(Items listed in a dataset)
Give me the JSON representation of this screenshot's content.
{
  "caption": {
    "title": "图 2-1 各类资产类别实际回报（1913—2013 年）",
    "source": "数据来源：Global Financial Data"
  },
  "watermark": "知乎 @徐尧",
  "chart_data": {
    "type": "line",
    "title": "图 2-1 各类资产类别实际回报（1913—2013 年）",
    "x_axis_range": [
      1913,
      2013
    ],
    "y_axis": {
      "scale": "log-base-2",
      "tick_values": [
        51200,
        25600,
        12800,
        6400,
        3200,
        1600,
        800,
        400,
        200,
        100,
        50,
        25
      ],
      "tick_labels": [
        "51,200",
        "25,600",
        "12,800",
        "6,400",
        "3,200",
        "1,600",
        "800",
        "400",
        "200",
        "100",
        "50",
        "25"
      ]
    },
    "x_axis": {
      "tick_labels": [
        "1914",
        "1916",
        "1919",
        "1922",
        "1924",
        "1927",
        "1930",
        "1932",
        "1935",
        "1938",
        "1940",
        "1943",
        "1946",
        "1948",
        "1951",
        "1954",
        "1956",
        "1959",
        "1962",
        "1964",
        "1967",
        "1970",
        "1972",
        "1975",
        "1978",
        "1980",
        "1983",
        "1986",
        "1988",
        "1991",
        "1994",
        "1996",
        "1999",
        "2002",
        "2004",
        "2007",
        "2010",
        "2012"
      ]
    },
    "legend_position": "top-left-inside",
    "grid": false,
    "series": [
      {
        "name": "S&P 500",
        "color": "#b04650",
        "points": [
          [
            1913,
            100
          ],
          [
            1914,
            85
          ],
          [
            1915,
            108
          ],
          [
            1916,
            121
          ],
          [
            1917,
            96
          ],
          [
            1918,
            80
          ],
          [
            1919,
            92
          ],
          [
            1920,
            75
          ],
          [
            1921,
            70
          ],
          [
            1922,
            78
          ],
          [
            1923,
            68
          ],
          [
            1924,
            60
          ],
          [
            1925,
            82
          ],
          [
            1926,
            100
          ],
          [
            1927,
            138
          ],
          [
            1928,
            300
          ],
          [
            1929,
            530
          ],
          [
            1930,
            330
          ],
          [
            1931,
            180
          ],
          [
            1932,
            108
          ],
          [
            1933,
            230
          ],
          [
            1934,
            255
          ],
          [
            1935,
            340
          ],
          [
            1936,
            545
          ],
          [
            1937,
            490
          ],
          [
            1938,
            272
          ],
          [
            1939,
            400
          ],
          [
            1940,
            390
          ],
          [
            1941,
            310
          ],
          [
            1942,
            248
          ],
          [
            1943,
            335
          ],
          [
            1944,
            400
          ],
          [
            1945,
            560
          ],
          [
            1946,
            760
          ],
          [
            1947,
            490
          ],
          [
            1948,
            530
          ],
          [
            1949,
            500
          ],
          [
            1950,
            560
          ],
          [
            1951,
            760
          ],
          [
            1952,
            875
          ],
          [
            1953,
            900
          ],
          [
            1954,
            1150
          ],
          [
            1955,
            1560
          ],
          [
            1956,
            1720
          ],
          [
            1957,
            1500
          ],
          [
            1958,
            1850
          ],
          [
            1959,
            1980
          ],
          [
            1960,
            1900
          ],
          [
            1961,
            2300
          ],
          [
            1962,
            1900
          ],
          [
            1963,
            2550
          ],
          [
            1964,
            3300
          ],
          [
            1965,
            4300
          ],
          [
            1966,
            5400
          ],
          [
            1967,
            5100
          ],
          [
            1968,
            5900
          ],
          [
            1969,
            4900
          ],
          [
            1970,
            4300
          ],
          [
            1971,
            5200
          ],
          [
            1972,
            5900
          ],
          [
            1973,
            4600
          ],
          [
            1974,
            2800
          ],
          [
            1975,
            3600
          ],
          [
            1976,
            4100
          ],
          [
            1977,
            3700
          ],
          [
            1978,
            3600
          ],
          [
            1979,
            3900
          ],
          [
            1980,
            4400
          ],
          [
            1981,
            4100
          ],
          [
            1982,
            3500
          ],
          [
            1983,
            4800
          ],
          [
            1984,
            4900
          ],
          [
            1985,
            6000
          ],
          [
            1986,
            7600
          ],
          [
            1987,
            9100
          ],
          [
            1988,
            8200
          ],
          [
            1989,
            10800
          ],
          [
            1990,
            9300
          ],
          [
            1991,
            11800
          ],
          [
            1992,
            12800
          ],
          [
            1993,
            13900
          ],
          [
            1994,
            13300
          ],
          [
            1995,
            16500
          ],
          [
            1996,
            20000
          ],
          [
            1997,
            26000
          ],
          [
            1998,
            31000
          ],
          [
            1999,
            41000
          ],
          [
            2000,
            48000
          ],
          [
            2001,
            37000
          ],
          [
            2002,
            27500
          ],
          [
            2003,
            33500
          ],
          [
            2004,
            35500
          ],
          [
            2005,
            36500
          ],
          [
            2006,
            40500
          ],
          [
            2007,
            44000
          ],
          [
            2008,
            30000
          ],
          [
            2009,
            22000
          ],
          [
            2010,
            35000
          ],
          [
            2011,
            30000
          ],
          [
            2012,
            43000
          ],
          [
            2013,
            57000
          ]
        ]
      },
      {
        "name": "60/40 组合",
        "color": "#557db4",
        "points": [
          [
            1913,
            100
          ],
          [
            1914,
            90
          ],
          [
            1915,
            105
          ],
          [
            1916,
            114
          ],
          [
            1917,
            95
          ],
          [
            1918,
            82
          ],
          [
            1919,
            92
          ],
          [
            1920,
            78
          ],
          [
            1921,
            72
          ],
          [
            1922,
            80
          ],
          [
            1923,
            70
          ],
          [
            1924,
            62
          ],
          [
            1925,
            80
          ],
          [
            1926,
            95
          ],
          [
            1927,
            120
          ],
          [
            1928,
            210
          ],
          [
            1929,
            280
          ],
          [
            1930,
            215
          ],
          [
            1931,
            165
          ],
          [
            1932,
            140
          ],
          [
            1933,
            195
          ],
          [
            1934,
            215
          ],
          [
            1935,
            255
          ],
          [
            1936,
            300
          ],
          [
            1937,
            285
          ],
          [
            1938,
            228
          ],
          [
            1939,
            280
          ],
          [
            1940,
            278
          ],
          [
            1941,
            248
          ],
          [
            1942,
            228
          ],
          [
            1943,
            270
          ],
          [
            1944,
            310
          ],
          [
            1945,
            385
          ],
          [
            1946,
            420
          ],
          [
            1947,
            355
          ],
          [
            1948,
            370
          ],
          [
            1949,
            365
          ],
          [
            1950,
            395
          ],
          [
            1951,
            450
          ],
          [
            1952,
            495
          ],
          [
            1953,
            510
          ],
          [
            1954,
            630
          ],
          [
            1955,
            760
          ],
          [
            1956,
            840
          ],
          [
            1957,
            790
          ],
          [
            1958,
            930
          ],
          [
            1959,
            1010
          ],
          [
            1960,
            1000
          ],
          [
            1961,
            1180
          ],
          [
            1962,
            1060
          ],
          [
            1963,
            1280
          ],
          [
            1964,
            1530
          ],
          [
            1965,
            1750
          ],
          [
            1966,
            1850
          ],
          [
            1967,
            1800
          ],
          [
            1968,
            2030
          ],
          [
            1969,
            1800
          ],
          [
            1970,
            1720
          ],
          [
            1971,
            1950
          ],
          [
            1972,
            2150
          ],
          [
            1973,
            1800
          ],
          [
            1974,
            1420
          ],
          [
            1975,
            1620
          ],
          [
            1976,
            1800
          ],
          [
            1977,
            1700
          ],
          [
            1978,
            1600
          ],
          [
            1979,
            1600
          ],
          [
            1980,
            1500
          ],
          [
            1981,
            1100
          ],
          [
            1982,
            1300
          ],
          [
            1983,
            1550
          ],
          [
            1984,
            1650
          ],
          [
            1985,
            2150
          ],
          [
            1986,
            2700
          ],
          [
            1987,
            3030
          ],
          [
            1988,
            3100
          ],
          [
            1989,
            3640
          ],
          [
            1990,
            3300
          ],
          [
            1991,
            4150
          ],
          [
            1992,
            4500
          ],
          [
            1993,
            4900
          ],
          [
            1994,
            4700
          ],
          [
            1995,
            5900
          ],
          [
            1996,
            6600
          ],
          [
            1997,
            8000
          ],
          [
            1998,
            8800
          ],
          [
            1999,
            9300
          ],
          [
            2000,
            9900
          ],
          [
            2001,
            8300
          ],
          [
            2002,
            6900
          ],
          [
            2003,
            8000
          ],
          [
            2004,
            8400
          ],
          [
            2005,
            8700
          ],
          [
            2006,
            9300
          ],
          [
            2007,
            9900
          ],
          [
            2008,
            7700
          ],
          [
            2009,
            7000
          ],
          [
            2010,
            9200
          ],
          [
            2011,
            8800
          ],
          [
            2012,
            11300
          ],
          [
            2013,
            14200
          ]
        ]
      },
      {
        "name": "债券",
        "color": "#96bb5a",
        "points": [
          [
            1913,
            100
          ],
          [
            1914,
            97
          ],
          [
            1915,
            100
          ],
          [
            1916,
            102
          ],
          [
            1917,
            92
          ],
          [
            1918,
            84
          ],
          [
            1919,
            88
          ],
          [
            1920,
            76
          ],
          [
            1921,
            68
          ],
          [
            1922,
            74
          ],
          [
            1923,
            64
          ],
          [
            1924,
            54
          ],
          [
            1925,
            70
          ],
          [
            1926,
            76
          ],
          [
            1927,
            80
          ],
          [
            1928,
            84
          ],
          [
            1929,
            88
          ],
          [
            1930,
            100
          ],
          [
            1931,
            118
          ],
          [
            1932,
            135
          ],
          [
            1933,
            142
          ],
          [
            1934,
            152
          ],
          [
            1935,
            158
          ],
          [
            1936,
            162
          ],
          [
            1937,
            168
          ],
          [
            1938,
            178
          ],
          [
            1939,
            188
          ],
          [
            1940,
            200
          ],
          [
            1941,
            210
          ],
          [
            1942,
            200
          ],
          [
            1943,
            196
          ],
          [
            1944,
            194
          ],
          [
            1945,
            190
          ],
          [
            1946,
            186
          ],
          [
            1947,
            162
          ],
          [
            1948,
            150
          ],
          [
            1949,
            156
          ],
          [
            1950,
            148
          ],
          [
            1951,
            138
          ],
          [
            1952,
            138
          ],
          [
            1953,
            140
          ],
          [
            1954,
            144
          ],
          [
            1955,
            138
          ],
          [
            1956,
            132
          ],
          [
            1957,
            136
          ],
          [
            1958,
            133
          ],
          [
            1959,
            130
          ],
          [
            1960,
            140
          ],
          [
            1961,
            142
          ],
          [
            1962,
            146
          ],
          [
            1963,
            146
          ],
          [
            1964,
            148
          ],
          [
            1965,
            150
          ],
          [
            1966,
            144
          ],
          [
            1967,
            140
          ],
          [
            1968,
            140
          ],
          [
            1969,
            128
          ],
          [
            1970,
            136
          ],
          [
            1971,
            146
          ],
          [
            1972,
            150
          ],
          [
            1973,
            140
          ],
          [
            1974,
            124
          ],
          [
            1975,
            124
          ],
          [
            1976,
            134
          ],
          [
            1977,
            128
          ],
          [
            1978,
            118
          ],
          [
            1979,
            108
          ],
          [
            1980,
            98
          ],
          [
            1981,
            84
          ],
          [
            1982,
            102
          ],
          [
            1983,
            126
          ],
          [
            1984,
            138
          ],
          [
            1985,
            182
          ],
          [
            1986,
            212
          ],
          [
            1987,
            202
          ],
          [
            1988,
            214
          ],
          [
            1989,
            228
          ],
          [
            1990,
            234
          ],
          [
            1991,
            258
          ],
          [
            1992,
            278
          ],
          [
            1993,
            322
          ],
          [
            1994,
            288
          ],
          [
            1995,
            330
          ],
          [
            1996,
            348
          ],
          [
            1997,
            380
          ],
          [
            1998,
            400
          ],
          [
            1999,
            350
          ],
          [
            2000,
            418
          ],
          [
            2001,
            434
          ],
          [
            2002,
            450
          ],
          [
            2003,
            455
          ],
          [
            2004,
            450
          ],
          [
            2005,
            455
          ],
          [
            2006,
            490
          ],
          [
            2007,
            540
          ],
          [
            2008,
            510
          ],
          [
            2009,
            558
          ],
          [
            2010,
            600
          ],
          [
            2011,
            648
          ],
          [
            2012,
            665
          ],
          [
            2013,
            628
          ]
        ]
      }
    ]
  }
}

▶ WHAT YOU WILL DO:
Leave out every line without the string "color" and copy the rest.

▶ OUTPUT FOR THIS TASK:
        "color": "#b04650",
        "color": "#557db4",
        "color": "#96bb5a",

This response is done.